Write out the whole of the material exactly.
::::::::::
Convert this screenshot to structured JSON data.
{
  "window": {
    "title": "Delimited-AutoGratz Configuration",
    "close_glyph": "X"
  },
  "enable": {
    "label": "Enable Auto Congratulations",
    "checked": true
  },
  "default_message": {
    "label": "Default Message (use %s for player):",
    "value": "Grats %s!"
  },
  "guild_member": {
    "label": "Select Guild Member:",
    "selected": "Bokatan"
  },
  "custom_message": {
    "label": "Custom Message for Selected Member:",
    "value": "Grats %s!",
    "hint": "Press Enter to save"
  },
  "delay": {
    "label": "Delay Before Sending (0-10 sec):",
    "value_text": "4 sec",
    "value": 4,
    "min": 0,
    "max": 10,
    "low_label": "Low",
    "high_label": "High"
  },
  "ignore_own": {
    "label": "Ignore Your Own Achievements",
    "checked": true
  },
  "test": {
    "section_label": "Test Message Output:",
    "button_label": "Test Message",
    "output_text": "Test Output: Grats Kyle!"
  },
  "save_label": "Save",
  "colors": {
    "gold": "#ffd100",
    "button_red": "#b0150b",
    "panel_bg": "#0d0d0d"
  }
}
::::::::::
• **EXERCISE RESULT**:
Convert this screenshot to structured JSON data.
{
  "window": {
    "title": "Delimited-AutoGratz Configuration",
    "close_glyph": "X"
  },
  "enable": {
    "label": "Enable Auto Congratulations",
    "checked": true
  },
  "default_message": {
    "label": "Default Message (use %s for player):",
    "value": "Grats %s!"
  },
  "guild_member": {
    "label": "Select Guild Member:",
    "selected": "Bokatan"
  },
  "custom_message": {
    "label": "Custom Message for Selected Member:",
    "value": "Grats %s!",
    "hint": "Press Enter to save"
  },
  "delay": {
    "label": "Delay Before Sending (0-10 sec):",
    "value_text": "4 sec",
    "value": 4,
    "min": 0,
    "max": 10,
    "low_label": "Low",
    "high_label": "High"
  },
  "ignore_own": {
    "label": "Ignore Your Own Achievements",
    "checked": true
  },
  "test": {
    "section_label": "Test Message Output:",
    "button_label": "Test Message",
    "output_text": "Test Output: Grats Kyle!"
  },
  "save_label": "Save",
  "colors": {
    "gold": "#ffd100",
    "button_red": "#b0150b",
    "panel_bg": "#0d0d0d"
  }
}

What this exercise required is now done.